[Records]
☆ ☆ ☆ ☆ ☆

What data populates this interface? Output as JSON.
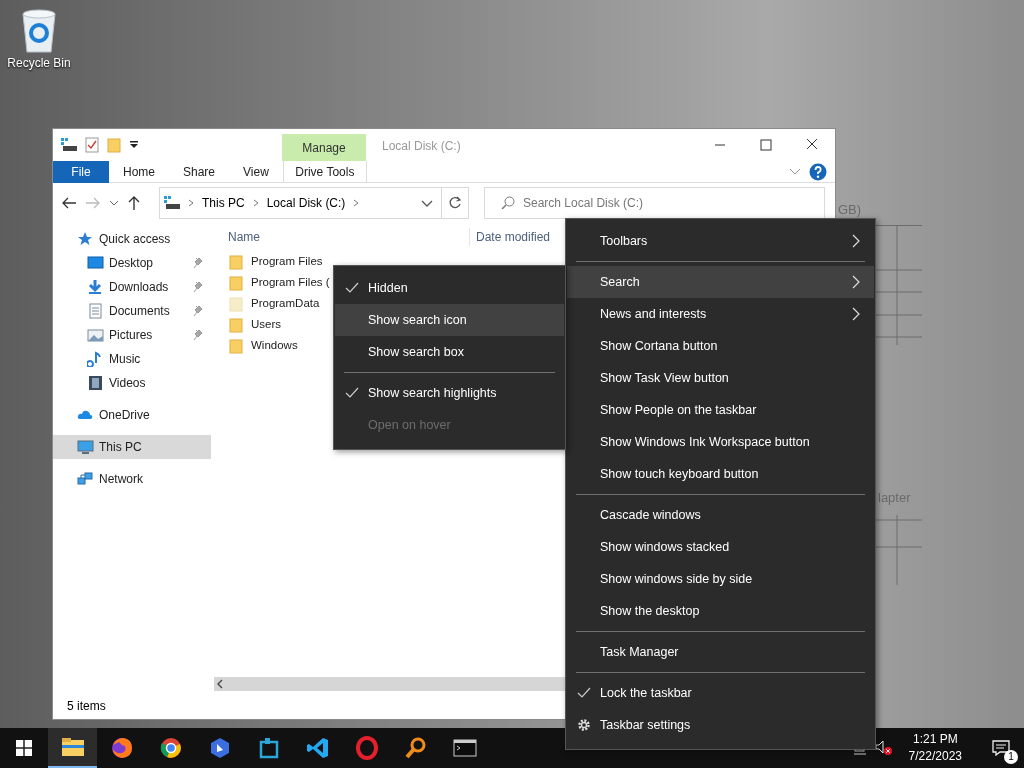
{
  "desktop": {
    "icons": [
      {
        "label": "Recycle Bin"
      }
    ],
    "background_texts": [
      "GB)",
      "lapter"
    ]
  },
  "explorer": {
    "title": "Local Disk (C:)",
    "context_group": "Manage",
    "ribbon_tabs": [
      {
        "label": "File",
        "kind": "file"
      },
      {
        "label": "Home",
        "kind": "tab"
      },
      {
        "label": "Share",
        "kind": "tab"
      },
      {
        "label": "View",
        "kind": "tab"
      },
      {
        "label": "Drive Tools",
        "kind": "context"
      }
    ],
    "breadcrumbs": [
      "This PC",
      "Local Disk (C:)"
    ],
    "search": {
      "placeholder": "Search Local Disk (C:)"
    },
    "nav": [
      {
        "label": "Quick access",
        "selected": false,
        "pinned": false,
        "children": [
          {
            "label": "Desktop",
            "selected": false,
            "pinned": true
          },
          {
            "label": "Downloads",
            "selected": false,
            "pinned": true
          },
          {
            "label": "Documents",
            "selected": false,
            "pinned": true
          },
          {
            "label": "Pictures",
            "selected": false,
            "pinned": true
          },
          {
            "label": "Music",
            "selected": false,
            "pinned": false
          },
          {
            "label": "Videos",
            "selected": false,
            "pinned": false
          }
        ]
      },
      {
        "label": "OneDrive",
        "selected": false,
        "pinned": false
      },
      {
        "label": "This PC",
        "selected": true,
        "pinned": false
      },
      {
        "label": "Network",
        "selected": false,
        "pinned": false
      }
    ],
    "columns": [
      "Name",
      "Date modified"
    ],
    "files": [
      {
        "name": "Program Files",
        "hidden": false
      },
      {
        "name": "Program Files (",
        "hidden": false
      },
      {
        "name": "ProgramData",
        "hidden": true
      },
      {
        "name": "Users",
        "hidden": false
      },
      {
        "name": "Windows",
        "hidden": false
      }
    ],
    "status": "5 items"
  },
  "taskbar_menu": [
    {
      "kind": "item",
      "label": "Toolbars",
      "submenu": true,
      "selected": false,
      "checked": false
    },
    {
      "kind": "separator"
    },
    {
      "kind": "item",
      "label": "Search",
      "submenu": true,
      "selected": true,
      "checked": false
    },
    {
      "kind": "item",
      "label": "News and interests",
      "submenu": true,
      "selected": false,
      "checked": false
    },
    {
      "kind": "item",
      "label": "Show Cortana button",
      "submenu": false,
      "selected": false,
      "checked": false
    },
    {
      "kind": "item",
      "label": "Show Task View button",
      "submenu": false,
      "selected": false,
      "checked": false
    },
    {
      "kind": "item",
      "label": "Show People on the taskbar",
      "submenu": false,
      "selected": false,
      "checked": false
    },
    {
      "kind": "item",
      "label": "Show Windows Ink Workspace button",
      "submenu": false,
      "selected": false,
      "checked": false
    },
    {
      "kind": "item",
      "label": "Show touch keyboard button",
      "submenu": false,
      "selected": false,
      "checked": false
    },
    {
      "kind": "separator"
    },
    {
      "kind": "item",
      "label": "Cascade windows",
      "submenu": false,
      "selected": false,
      "checked": false
    },
    {
      "kind": "item",
      "label": "Show windows stacked",
      "submenu": false,
      "selected": false,
      "checked": false
    },
    {
      "kind": "item",
      "label": "Show windows side by side",
      "submenu": false,
      "selected": false,
      "checked": false
    },
    {
      "kind": "item",
      "label": "Show the desktop",
      "submenu": false,
      "selected": false,
      "checked": false
    },
    {
      "kind": "separator"
    },
    {
      "kind": "item",
      "label": "Task Manager",
      "submenu": false,
      "selected": false,
      "checked": false
    },
    {
      "kind": "separator"
    },
    {
      "kind": "item",
      "label": "Lock the taskbar",
      "submenu": false,
      "selected": false,
      "checked": true
    },
    {
      "kind": "settings",
      "label": "Taskbar settings",
      "submenu": false,
      "selected": false,
      "checked": false
    }
  ],
  "search_submenu": [
    {
      "kind": "item",
      "label": "Hidden",
      "selected": false,
      "checked": true,
      "disabled": false
    },
    {
      "kind": "item",
      "label": "Show search icon",
      "selected": true,
      "checked": false,
      "disabled": false
    },
    {
      "kind": "item",
      "label": "Show search box",
      "selected": false,
      "checked": false,
      "disabled": false
    },
    {
      "kind": "separator"
    },
    {
      "kind": "item",
      "label": "Show search highlights",
      "selected": false,
      "checked": true,
      "disabled": false
    },
    {
      "kind": "item",
      "label": "Open on hover",
      "selected": false,
      "checked": false,
      "disabled": true
    }
  ],
  "taskbar": {
    "apps": [
      {
        "active": true
      },
      {
        "active": false
      },
      {
        "active": false
      },
      {
        "active": false
      },
      {
        "active": false
      },
      {
        "active": false
      },
      {
        "active": false
      },
      {
        "active": false
      },
      {
        "active": false
      }
    ],
    "time": "1:21 PM",
    "date": "7/22/2023",
    "notifications": "1"
  }
}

☆ ☆ ☆ ☆ ☆

What to work on: Find the string "Local" in the listing and return every line that holds it.

Response to the exercise:
    "title": "Local Disk (C:)",
      "Local Disk (C:)"
      "placeholder": "Search Local Disk (C:)"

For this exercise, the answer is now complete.